Data entries:
----

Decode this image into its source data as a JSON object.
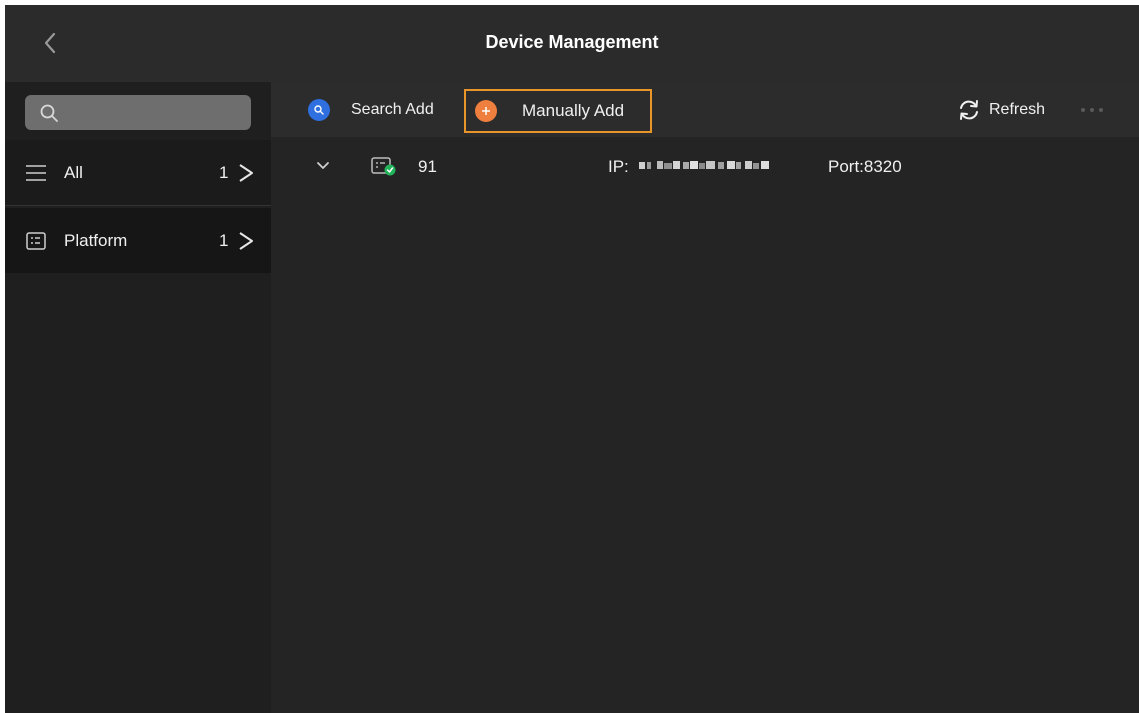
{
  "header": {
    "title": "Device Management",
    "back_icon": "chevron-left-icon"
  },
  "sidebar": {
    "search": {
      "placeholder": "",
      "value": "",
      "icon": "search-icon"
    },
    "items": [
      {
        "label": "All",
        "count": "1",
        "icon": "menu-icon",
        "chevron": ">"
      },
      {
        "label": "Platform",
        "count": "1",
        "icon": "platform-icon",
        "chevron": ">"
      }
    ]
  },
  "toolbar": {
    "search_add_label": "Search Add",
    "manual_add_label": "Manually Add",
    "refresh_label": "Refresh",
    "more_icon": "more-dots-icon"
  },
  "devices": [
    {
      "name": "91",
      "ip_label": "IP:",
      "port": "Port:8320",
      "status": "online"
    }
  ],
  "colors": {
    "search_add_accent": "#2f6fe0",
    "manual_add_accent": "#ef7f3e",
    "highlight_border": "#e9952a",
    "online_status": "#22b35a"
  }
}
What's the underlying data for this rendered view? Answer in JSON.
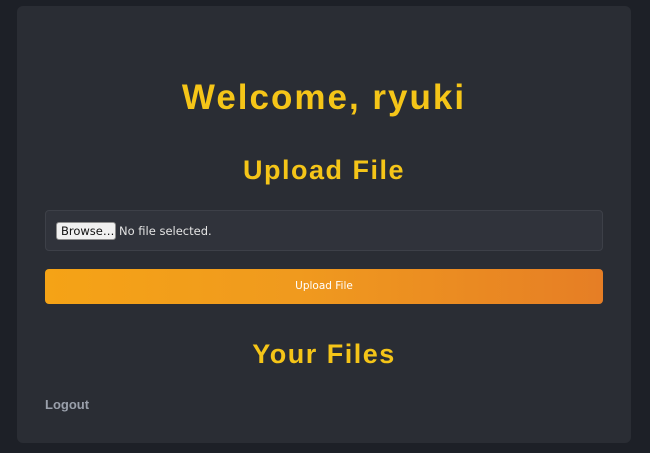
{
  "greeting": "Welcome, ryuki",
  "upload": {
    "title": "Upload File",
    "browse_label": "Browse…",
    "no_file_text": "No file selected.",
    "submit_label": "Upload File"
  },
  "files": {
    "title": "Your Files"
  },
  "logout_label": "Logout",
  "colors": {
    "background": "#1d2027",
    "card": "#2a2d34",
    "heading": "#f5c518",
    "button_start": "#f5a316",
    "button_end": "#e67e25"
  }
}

----

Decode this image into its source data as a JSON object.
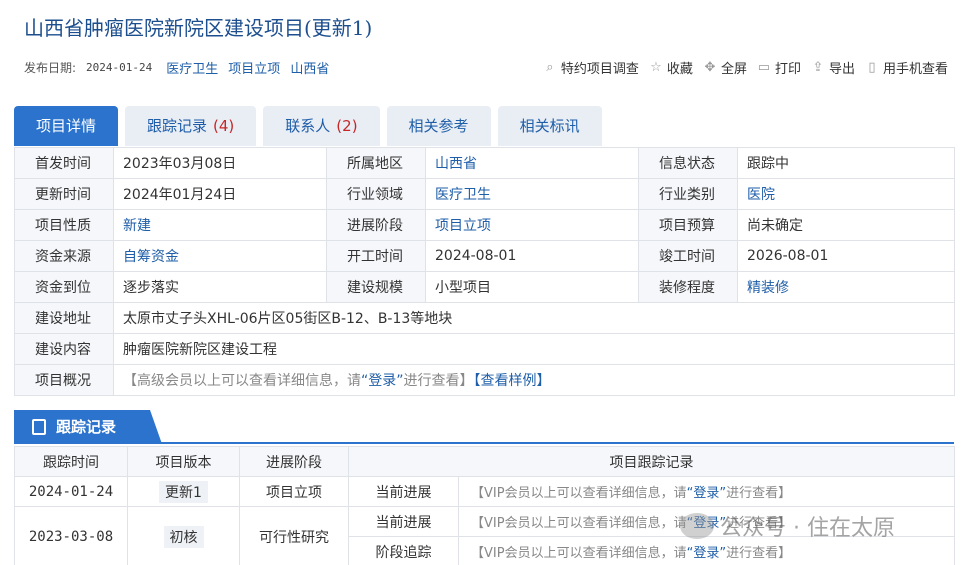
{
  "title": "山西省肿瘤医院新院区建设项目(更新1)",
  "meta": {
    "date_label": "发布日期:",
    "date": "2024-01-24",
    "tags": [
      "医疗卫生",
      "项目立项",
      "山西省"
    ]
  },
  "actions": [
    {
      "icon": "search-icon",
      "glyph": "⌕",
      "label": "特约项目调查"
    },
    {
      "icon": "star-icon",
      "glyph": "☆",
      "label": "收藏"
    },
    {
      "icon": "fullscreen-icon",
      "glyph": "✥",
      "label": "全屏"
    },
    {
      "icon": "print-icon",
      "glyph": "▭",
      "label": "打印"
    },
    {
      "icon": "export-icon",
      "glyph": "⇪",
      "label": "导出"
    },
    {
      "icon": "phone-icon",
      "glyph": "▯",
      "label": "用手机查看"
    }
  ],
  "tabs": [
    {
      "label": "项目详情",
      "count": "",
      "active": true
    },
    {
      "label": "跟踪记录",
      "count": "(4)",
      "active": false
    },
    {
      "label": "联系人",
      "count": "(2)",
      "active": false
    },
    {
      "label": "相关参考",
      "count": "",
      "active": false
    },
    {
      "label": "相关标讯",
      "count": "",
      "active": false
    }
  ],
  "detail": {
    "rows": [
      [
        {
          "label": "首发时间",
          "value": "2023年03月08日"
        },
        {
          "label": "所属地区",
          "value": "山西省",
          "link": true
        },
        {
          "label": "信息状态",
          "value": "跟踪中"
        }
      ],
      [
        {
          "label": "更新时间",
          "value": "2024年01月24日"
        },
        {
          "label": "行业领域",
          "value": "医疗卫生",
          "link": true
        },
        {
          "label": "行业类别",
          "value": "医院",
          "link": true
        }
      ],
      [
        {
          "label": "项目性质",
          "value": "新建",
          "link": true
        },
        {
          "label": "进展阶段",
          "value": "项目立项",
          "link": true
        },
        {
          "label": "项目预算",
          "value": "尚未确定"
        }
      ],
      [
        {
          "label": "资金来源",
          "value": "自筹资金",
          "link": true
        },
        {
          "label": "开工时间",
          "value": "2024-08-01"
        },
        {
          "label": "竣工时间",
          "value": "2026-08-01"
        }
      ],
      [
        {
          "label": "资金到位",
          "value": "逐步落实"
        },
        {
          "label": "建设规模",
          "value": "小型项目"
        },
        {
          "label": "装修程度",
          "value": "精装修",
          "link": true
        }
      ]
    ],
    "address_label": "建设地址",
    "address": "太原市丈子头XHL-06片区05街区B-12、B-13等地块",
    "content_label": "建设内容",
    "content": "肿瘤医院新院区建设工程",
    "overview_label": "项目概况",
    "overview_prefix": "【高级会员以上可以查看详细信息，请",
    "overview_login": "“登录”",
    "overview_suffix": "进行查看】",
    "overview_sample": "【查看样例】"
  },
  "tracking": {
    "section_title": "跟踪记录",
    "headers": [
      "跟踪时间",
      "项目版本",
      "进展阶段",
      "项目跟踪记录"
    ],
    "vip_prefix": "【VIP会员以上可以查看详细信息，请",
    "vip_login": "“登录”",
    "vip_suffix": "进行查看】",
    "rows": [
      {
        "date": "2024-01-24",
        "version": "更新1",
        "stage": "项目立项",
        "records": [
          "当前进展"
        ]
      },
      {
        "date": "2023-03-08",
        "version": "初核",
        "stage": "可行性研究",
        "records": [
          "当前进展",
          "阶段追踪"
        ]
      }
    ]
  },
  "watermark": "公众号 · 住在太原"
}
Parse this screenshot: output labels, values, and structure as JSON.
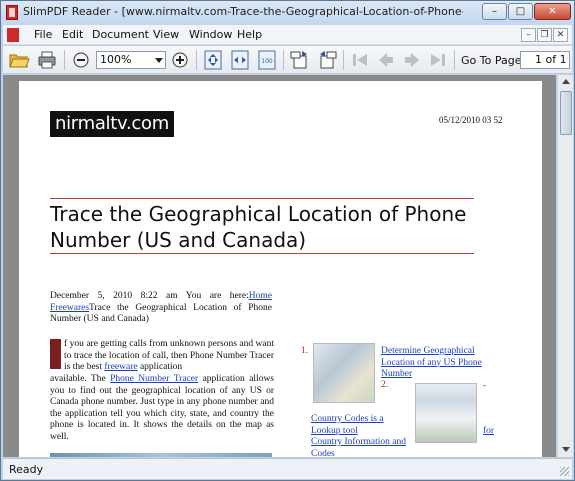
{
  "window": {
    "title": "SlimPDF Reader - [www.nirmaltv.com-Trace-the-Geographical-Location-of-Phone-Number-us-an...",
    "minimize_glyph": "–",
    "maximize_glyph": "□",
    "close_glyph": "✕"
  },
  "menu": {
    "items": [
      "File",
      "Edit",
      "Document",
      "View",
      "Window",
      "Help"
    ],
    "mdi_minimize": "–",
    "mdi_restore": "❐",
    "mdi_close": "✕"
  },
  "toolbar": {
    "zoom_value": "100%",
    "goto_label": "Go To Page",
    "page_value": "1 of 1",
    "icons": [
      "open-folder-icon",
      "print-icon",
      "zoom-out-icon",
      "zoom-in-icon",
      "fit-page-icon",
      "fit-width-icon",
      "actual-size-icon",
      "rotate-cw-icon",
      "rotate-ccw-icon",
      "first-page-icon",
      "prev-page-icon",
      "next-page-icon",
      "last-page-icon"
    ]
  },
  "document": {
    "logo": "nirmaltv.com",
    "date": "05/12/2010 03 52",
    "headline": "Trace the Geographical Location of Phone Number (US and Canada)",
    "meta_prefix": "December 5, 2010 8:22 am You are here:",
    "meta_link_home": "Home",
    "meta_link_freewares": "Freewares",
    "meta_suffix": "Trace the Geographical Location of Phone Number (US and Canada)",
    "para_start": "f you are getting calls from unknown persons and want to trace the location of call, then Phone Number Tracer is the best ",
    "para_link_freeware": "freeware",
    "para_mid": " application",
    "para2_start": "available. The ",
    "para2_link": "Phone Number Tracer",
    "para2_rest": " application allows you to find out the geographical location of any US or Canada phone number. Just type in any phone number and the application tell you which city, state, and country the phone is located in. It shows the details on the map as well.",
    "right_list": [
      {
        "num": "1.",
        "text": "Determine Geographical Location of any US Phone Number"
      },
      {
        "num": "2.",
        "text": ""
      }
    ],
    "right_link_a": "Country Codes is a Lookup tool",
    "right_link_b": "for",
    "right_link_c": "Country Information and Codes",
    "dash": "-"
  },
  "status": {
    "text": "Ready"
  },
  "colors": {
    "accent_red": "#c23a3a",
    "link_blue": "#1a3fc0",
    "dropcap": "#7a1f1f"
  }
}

----

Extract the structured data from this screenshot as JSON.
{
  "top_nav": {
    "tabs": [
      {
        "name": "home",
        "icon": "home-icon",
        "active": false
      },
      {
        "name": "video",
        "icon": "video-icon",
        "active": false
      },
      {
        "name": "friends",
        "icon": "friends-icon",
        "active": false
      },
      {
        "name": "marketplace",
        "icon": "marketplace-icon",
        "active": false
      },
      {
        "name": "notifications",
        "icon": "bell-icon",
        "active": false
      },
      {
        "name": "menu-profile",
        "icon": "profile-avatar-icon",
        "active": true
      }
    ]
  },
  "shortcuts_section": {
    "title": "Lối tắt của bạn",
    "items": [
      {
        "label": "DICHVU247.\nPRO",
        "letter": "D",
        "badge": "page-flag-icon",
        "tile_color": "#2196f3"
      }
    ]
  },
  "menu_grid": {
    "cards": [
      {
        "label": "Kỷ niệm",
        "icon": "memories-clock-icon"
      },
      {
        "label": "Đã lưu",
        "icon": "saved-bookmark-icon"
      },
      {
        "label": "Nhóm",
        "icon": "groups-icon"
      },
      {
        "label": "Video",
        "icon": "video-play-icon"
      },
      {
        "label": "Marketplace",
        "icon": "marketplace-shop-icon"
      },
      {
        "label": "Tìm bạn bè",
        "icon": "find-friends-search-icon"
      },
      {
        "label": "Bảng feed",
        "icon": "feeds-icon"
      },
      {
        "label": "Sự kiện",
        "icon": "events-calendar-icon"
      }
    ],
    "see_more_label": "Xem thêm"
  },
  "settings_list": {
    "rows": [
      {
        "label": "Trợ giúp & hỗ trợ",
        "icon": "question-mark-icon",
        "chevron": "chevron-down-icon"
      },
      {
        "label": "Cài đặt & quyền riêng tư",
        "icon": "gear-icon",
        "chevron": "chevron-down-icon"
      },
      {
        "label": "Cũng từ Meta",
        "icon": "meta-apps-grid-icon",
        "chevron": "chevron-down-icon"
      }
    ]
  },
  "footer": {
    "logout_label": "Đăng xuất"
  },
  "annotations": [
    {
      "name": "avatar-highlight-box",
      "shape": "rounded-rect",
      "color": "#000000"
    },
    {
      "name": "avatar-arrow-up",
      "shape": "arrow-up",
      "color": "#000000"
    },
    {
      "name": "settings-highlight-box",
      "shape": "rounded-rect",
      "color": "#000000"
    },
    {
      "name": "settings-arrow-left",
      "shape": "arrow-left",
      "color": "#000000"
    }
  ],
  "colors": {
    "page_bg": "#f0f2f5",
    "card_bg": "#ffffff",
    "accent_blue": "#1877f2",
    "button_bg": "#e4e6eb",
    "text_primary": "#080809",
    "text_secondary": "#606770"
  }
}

----

Work to be completed: Show each line of the data that contains the string "left".

Output for this task:
    "back_icon": "chevron-left-icon"
      "name": "settings-arrow-left",
      "shape": "arrow-left",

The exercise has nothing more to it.